— start —

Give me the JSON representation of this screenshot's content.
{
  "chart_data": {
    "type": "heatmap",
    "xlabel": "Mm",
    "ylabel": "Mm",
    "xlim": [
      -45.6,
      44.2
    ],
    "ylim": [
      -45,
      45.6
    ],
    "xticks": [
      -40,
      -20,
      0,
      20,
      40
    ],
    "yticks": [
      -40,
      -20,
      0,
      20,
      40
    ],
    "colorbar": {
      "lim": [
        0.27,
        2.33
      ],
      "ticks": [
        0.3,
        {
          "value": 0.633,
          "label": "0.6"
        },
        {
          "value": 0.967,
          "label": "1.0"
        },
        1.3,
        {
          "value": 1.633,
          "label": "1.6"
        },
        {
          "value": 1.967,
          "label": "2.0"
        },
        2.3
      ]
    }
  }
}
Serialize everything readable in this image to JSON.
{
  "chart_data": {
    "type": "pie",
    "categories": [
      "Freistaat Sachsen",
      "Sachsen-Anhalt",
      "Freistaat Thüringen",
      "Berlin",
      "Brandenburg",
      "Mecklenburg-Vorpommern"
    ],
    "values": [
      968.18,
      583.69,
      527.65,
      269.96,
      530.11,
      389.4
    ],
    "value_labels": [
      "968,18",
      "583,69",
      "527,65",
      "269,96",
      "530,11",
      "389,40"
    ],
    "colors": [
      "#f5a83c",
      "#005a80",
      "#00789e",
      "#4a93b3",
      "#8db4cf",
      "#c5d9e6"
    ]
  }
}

— end —

Please reproduce the entire listing, exactly as shown.

_PROBLEM SOLUTION_.
Give me the JSON representation of this screenshot's content.
{
  "chart_data": {
    "type": "heatmap",
    "xlabel": "Mm",
    "ylabel": "Mm",
    "xlim": [
      -45.6,
      44.2
    ],
    "ylim": [
      -45,
      45.6
    ],
    "xticks": [
      -40,
      -20,
      0,
      20,
      40
    ],
    "yticks": [
      -40,
      -20,
      0,
      20,
      40
    ],
    "colorbar": {
      "lim": [
        0.27,
        2.33
      ],
      "ticks": [
        0.3,
        {
          "value": 0.633,
          "label": "0.6"
        },
        {
          "value": 0.967,
          "label": "1.0"
        },
        1.3,
        {
          "value": 1.633,
          "label": "1.6"
        },
        {
          "value": 1.967,
          "label": "2.0"
        },
        2.3
      ]
    }
  }
}
Serialize everything readable in this image to JSON.
{
  "chart_data": {
    "type": "pie",
    "categories": [
      "Freistaat Sachsen",
      "Sachsen-Anhalt",
      "Freistaat Thüringen",
      "Berlin",
      "Brandenburg",
      "Mecklenburg-Vorpommern"
    ],
    "values": [
      968.18,
      583.69,
      527.65,
      269.96,
      530.11,
      389.4
    ],
    "value_labels": [
      "968,18",
      "583,69",
      "527,65",
      "269,96",
      "530,11",
      "389,40"
    ],
    "colors": [
      "#f5a83c",
      "#005a80",
      "#00789e",
      "#4a93b3",
      "#8db4cf",
      "#c5d9e6"
    ]
  }
}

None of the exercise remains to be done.